[Rows from a dataset]
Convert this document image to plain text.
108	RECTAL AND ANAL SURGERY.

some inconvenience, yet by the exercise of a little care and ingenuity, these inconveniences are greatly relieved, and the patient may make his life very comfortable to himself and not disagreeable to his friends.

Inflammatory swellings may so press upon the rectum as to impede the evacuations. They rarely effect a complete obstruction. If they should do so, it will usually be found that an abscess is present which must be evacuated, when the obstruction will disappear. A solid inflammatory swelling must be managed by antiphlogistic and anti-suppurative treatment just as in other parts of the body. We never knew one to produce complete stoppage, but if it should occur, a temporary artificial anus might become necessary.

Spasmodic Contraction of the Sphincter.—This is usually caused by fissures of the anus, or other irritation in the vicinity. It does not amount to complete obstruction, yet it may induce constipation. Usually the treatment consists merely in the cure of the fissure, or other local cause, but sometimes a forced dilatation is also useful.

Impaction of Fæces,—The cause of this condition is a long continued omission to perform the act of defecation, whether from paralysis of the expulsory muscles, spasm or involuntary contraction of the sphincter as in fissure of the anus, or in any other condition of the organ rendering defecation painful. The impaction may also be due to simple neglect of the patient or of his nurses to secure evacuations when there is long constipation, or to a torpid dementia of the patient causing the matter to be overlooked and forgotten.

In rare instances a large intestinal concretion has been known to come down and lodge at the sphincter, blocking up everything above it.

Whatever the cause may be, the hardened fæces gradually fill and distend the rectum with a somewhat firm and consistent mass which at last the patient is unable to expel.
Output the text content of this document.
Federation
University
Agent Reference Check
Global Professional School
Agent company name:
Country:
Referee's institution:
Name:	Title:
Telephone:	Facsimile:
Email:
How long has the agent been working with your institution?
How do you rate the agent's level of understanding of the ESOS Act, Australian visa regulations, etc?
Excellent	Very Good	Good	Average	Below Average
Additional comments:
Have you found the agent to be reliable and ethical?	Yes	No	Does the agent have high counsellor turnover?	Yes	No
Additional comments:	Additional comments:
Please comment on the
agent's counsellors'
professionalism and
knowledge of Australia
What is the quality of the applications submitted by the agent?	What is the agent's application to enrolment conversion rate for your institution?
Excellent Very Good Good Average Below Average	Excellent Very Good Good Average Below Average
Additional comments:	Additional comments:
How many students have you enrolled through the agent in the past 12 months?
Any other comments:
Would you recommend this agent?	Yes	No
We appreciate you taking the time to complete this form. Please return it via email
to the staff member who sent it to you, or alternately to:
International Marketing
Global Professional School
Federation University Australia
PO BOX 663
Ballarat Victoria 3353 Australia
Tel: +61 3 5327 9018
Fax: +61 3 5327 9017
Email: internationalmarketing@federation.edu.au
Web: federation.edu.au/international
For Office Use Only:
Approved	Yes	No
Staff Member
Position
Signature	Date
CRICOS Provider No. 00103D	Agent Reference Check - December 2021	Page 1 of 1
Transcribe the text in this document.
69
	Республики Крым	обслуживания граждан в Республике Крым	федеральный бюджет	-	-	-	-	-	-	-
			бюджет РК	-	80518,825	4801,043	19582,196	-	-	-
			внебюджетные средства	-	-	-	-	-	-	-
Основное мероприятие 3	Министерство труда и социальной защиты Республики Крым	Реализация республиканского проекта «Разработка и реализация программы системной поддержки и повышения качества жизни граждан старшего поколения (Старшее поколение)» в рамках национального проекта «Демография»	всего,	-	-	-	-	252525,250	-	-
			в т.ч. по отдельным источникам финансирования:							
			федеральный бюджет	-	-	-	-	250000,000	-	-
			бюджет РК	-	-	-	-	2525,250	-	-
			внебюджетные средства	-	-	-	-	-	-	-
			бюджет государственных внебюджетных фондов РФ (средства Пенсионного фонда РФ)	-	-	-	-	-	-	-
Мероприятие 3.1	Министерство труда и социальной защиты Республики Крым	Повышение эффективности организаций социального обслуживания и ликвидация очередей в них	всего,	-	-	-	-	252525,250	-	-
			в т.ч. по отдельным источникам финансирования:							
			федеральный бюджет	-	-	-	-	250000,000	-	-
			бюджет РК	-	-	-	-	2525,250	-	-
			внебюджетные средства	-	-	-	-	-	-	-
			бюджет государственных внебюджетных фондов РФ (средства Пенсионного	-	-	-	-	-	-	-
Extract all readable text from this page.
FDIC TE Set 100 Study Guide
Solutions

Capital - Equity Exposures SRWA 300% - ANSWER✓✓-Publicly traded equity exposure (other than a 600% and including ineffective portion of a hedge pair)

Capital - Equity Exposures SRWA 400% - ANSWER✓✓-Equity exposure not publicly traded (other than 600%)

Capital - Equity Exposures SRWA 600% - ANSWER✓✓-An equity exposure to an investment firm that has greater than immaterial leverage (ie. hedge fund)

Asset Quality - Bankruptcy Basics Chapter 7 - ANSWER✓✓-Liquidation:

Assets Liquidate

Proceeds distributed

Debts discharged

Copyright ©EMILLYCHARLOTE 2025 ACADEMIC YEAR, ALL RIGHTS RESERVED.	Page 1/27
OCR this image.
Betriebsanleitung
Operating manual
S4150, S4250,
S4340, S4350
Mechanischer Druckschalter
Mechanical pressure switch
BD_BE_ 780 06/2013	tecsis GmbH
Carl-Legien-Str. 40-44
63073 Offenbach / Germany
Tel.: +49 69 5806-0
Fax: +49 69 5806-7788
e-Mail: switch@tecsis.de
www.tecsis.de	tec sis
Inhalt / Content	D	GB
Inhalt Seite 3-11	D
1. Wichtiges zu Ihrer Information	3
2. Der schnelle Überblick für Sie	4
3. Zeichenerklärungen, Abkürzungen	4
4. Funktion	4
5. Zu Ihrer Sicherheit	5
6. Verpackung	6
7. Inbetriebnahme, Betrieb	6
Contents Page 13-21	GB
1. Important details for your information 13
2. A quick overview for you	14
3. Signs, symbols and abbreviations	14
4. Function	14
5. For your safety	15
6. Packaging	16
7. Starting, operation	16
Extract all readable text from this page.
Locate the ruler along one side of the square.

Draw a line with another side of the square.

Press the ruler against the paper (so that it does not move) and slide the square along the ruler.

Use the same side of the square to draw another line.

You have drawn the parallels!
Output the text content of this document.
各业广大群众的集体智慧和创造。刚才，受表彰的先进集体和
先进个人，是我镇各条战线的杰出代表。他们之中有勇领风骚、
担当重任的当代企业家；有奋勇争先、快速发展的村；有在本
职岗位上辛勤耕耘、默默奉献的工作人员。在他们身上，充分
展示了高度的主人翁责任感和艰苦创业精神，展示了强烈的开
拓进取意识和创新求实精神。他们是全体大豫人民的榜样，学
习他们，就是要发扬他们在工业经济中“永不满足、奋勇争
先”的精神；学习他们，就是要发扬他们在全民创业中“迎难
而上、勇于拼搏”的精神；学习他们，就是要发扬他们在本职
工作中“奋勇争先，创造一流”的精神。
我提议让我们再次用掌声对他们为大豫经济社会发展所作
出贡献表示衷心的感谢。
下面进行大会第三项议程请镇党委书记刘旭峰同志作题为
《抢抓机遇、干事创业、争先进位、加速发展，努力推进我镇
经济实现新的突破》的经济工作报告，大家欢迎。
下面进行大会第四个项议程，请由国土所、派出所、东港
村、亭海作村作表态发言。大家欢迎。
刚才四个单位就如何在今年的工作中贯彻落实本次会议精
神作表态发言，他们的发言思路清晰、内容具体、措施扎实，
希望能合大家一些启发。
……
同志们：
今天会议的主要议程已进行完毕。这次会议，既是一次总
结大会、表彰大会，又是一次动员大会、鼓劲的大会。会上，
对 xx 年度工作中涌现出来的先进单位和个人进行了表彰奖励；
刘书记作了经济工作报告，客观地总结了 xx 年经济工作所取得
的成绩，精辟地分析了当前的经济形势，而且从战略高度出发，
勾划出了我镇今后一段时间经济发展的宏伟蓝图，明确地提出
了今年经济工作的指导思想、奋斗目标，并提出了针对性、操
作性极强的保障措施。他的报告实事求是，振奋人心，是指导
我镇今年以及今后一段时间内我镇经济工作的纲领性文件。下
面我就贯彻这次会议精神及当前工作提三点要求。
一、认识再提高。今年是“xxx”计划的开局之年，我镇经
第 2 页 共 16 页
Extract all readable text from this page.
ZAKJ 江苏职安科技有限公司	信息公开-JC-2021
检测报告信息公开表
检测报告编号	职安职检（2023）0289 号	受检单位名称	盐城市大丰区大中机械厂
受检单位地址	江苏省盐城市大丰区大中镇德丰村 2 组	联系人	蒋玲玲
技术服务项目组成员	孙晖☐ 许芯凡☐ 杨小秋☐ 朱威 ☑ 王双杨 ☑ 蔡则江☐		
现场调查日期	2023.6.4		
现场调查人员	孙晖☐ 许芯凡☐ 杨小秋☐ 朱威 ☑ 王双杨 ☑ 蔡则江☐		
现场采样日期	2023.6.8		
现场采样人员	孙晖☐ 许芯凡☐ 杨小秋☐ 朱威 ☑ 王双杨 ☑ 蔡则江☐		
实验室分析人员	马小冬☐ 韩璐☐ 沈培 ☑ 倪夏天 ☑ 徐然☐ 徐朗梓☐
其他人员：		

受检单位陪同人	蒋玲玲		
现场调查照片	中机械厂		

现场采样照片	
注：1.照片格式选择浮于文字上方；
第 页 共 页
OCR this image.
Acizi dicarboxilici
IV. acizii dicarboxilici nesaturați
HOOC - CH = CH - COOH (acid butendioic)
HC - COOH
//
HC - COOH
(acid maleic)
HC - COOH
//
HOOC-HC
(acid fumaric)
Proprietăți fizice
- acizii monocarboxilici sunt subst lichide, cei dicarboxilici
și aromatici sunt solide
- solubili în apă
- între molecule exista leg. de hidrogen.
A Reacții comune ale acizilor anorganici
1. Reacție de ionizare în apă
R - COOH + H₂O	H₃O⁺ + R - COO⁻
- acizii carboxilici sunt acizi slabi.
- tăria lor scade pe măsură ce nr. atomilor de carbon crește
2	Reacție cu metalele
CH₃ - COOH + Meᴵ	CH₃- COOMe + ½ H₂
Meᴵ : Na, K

Written problem
Your answer should be a single number: the count of lines in the entries that contain the word "Excellent".

Final result
2